Prompt
Read the records and write them out again exactly.

Records shown
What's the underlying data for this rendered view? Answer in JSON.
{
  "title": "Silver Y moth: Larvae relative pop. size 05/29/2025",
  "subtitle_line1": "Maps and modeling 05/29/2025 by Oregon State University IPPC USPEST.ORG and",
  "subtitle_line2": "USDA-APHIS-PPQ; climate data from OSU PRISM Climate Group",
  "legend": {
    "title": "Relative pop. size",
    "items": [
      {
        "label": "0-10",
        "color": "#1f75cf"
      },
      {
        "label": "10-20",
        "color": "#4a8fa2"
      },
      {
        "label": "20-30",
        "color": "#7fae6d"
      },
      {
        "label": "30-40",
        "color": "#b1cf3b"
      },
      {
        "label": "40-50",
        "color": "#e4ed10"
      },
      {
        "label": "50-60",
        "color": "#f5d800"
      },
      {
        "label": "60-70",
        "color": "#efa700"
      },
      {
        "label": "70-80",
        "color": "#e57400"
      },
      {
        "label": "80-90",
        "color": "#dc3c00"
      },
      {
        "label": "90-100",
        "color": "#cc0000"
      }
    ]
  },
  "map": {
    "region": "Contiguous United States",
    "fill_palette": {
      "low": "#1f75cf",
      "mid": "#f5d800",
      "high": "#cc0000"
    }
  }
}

Task response
What's the underlying data for this rendered view? Answer in JSON.
{
  "title": "Silver Y moth: Larvae relative pop. size 05/29/2025",
  "subtitle_line1": "Maps and modeling 05/29/2025 by Oregon State University IPPC USPEST.ORG and",
  "subtitle_line2": "USDA-APHIS-PPQ; climate data from OSU PRISM Climate Group",
  "legend": {
    "title": "Relative pop. size",
    "items": [
      {
        "label": "0-10",
        "color": "#1f75cf"
      },
      {
        "label": "10-20",
        "color": "#4a8fa2"
      },
      {
        "label": "20-30",
        "color": "#7fae6d"
      },
      {
        "label": "30-40",
        "color": "#b1cf3b"
      },
      {
        "label": "40-50",
        "color": "#e4ed10"
      },
      {
        "label": "50-60",
        "color": "#f5d800"
      },
      {
        "label": "60-70",
        "color": "#efa700"
      },
      {
        "label": "70-80",
        "color": "#e57400"
      },
      {
        "label": "80-90",
        "color": "#dc3c00"
      },
      {
        "label": "90-100",
        "color": "#cc0000"
      }
    ]
  },
  "map": {
    "region": "Contiguous United States",
    "fill_palette": {
      "low": "#1f75cf",
      "mid": "#f5d800",
      "high": "#cc0000"
    }
  }
}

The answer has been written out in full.